- Available data -
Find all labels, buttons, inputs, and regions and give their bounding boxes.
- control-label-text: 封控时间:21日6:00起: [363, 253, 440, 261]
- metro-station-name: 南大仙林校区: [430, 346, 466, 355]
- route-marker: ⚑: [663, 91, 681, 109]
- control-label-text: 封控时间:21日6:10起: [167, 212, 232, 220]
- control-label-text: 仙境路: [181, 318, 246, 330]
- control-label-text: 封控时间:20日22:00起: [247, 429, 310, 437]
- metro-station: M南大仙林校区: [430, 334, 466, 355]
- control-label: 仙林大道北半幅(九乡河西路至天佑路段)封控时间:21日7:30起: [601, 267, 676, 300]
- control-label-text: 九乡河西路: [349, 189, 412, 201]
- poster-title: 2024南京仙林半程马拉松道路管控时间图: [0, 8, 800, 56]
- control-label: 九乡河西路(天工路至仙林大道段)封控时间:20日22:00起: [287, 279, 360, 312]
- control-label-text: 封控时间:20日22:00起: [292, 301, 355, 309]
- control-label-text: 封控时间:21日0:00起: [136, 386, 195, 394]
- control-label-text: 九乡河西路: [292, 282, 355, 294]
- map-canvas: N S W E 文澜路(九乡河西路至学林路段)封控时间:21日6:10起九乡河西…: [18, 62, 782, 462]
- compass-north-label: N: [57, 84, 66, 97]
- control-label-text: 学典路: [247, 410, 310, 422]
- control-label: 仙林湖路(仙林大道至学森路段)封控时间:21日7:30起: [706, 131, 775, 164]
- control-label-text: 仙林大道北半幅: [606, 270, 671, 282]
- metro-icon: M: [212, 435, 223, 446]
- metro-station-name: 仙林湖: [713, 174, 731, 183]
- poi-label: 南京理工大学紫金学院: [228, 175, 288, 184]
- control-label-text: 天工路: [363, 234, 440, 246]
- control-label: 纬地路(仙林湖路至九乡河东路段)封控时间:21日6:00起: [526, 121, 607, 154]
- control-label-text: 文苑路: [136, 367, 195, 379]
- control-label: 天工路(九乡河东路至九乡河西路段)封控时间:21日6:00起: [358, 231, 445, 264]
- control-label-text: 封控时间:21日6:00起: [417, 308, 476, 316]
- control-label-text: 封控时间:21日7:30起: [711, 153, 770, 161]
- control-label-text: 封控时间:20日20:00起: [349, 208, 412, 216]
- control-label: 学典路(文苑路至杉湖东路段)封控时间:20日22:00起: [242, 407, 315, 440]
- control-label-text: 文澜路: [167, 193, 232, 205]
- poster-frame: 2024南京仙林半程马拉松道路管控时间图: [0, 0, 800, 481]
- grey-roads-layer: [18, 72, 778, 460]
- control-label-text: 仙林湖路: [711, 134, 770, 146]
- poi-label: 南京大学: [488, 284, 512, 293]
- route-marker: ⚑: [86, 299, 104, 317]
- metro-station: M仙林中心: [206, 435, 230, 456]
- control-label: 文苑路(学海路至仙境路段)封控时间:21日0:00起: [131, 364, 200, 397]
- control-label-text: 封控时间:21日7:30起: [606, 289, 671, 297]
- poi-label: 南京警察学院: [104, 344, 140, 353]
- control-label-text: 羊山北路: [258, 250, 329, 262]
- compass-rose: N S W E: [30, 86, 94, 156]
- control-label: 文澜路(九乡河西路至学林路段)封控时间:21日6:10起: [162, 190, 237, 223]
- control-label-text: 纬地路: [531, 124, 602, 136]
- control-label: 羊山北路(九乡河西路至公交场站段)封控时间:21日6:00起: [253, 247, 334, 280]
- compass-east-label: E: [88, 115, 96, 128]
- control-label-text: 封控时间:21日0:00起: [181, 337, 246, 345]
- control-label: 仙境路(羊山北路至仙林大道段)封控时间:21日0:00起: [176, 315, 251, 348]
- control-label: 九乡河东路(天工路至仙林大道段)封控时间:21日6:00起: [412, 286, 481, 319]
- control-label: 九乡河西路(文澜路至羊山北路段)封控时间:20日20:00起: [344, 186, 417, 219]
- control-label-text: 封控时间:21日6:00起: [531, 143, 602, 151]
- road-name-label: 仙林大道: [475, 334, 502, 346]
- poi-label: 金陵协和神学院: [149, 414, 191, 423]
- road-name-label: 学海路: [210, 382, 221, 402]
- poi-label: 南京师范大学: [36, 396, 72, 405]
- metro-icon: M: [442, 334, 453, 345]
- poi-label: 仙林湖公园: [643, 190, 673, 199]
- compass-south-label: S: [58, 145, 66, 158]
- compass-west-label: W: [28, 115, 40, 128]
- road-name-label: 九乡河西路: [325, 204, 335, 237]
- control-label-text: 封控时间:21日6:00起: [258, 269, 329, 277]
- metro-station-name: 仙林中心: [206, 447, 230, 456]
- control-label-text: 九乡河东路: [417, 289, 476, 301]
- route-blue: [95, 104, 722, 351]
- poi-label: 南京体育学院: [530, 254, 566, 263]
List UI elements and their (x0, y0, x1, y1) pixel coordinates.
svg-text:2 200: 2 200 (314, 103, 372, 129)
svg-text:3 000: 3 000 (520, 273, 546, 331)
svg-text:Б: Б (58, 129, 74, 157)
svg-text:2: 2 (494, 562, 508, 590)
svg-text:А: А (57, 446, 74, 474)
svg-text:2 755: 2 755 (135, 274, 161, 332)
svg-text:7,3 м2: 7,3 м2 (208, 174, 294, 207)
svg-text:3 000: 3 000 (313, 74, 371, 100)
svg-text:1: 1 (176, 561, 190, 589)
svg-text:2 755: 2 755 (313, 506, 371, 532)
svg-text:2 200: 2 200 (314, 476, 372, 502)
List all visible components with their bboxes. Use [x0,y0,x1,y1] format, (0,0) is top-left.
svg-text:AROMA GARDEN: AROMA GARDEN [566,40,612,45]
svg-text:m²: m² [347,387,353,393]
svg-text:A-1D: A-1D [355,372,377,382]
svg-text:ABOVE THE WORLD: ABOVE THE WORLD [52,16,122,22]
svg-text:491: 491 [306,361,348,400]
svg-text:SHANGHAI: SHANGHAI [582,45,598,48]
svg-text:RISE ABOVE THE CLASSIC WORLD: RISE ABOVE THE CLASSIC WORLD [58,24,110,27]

- Problem details -
Quote every one of the rows above word for word, with no changes.

- Result for this exercise -
Find all labels, buttons, inputs, and regions and give their bounding boxes.
- control-label-text: 封控时间:21日6:00起: [363, 253, 440, 261]
- metro-station-name: 南大仙林校区: [430, 346, 466, 355]
- route-marker: ⚑: [663, 91, 681, 109]
- control-label-text: 封控时间:21日6:10起: [167, 212, 232, 220]
- control-label-text: 仙境路: [181, 318, 246, 330]
- control-label-text: 封控时间:20日22:00起: [247, 429, 310, 437]
- metro-station: M南大仙林校区: [430, 334, 466, 355]
- control-label: 仙林大道北半幅(九乡河西路至天佑路段)封控时间:21日7:30起: [601, 267, 676, 300]
- control-label-text: 九乡河西路: [349, 189, 412, 201]
- poster-title: 2024南京仙林半程马拉松道路管控时间图: [0, 8, 800, 56]
- control-label: 九乡河西路(天工路至仙林大道段)封控时间:20日22:00起: [287, 279, 360, 312]
- control-label-text: 封控时间:20日22:00起: [292, 301, 355, 309]
- control-label-text: 封控时间:21日0:00起: [136, 386, 195, 394]
- control-label-text: 九乡河西路: [292, 282, 355, 294]
- map-canvas: N S W E 文澜路(九乡河西路至学林路段)封控时间:21日6:10起九乡河西…: [18, 62, 782, 462]
- compass-north-label: N: [57, 84, 66, 97]
- control-label-text: 学典路: [247, 410, 310, 422]
- control-label: 仙林湖路(仙林大道至学森路段)封控时间:21日7:30起: [706, 131, 775, 164]
- control-label-text: 仙林大道北半幅: [606, 270, 671, 282]
- metro-icon: M: [212, 435, 223, 446]
- metro-station-name: 仙林湖: [713, 174, 731, 183]
- poi-label: 南京理工大学紫金学院: [228, 175, 288, 184]
- control-label-text: 天工路: [363, 234, 440, 246]
- control-label: 纬地路(仙林湖路至九乡河东路段)封控时间:21日6:00起: [526, 121, 607, 154]
- control-label-text: 文苑路: [136, 367, 195, 379]
- control-label: 天工路(九乡河东路至九乡河西路段)封控时间:21日6:00起: [358, 231, 445, 264]
- control-label-text: 封控时间:21日6:00起: [417, 308, 476, 316]
- control-label-text: 封控时间:21日7:30起: [711, 153, 770, 161]
- control-label-text: 封控时间:20日20:00起: [349, 208, 412, 216]
- control-label: 学典路(文苑路至杉湖东路段)封控时间:20日22:00起: [242, 407, 315, 440]
- control-label-text: 文澜路: [167, 193, 232, 205]
- poster-frame: 2024南京仙林半程马拉松道路管控时间图: [0, 0, 800, 481]
- grey-roads-layer: [18, 72, 778, 460]
- control-label-text: 仙林湖路: [711, 134, 770, 146]
- poi-label: 南京大学: [488, 284, 512, 293]
- route-marker: ⚑: [86, 299, 104, 317]
- metro-station: M仙林中心: [206, 435, 230, 456]
- control-label: 文苑路(学海路至仙境路段)封控时间:21日0:00起: [131, 364, 200, 397]
- control-label-text: 封控时间:21日7:30起: [606, 289, 671, 297]
- poi-label: 南京警察学院: [104, 344, 140, 353]
- control-label-text: 羊山北路: [258, 250, 329, 262]
- compass-rose: N S W E: [30, 86, 94, 156]
- control-label: 文澜路(九乡河西路至学林路段)封控时间:21日6:10起: [162, 190, 237, 223]
- control-label-text: 纬地路: [531, 124, 602, 136]
- control-label: 羊山北路(九乡河西路至公交场站段)封控时间:21日6:00起: [253, 247, 334, 280]
- compass-east-label: E: [88, 115, 96, 128]
- control-label-text: 封控时间:21日0:00起: [181, 337, 246, 345]
- control-label: 仙境路(羊山北路至仙林大道段)封控时间:21日0:00起: [176, 315, 251, 348]
- control-label: 九乡河东路(天工路至仙林大道段)封控时间:21日6:00起: [412, 286, 481, 319]
- control-label: 九乡河西路(文澜路至羊山北路段)封控时间:20日20:00起: [344, 186, 417, 219]
- control-label-text: 封控时间:21日6:00起: [531, 143, 602, 151]
- road-name-label: 仙林大道: [475, 334, 502, 346]
- poi-label: 金陵协和神学院: [149, 414, 191, 423]
- road-name-label: 学海路: [210, 382, 221, 402]
- poi-label: 南京师范大学: [36, 396, 72, 405]
- metro-icon: M: [442, 334, 453, 345]
- poi-label: 仙林湖公园: [643, 190, 673, 199]
- compass-south-label: S: [58, 145, 66, 158]
- compass-west-label: W: [28, 115, 40, 128]
- road-name-label: 九乡河西路: [325, 204, 335, 237]
- control-label-text: 封控时间:21日6:00起: [258, 269, 329, 277]
- metro-station-name: 仙林中心: [206, 447, 230, 456]
- control-label-text: 九乡河东路: [417, 289, 476, 301]
- route-blue: [95, 104, 722, 351]
- poi-label: 南京体育学院: [530, 254, 566, 263]
List UI elements and their (x0, y0, x1, y1) pixel coordinates.
svg-text:2 200: 2 200 (314, 103, 372, 129)
svg-text:3 000: 3 000 (520, 273, 546, 331)
svg-text:Б: Б (58, 129, 74, 157)
svg-text:2: 2 (494, 562, 508, 590)
svg-text:А: А (57, 446, 74, 474)
svg-text:2 755: 2 755 (135, 274, 161, 332)
svg-text:7,3 м2: 7,3 м2 (208, 174, 294, 207)
svg-text:3 000: 3 000 (313, 74, 371, 100)
svg-text:1: 1 (176, 561, 190, 589)
svg-text:2 755: 2 755 (313, 506, 371, 532)
svg-text:2 200: 2 200 (314, 476, 372, 502)
List all visible components with their bboxes. Use [x0,y0,x1,y1] format, (0,0) is top-left.
svg-text:AROMA GARDEN: AROMA GARDEN [566,40,612,45]
svg-text:m²: m² [347,387,353,393]
svg-text:A-1D: A-1D [355,372,377,382]
svg-text:ABOVE THE WORLD: ABOVE THE WORLD [52,16,122,22]
svg-text:491: 491 [306,361,348,400]
svg-text:SHANGHAI: SHANGHAI [582,45,598,48]
svg-text:RISE ABOVE THE CLASSIC WORLD: RISE ABOVE THE CLASSIC WORLD [58,24,110,27]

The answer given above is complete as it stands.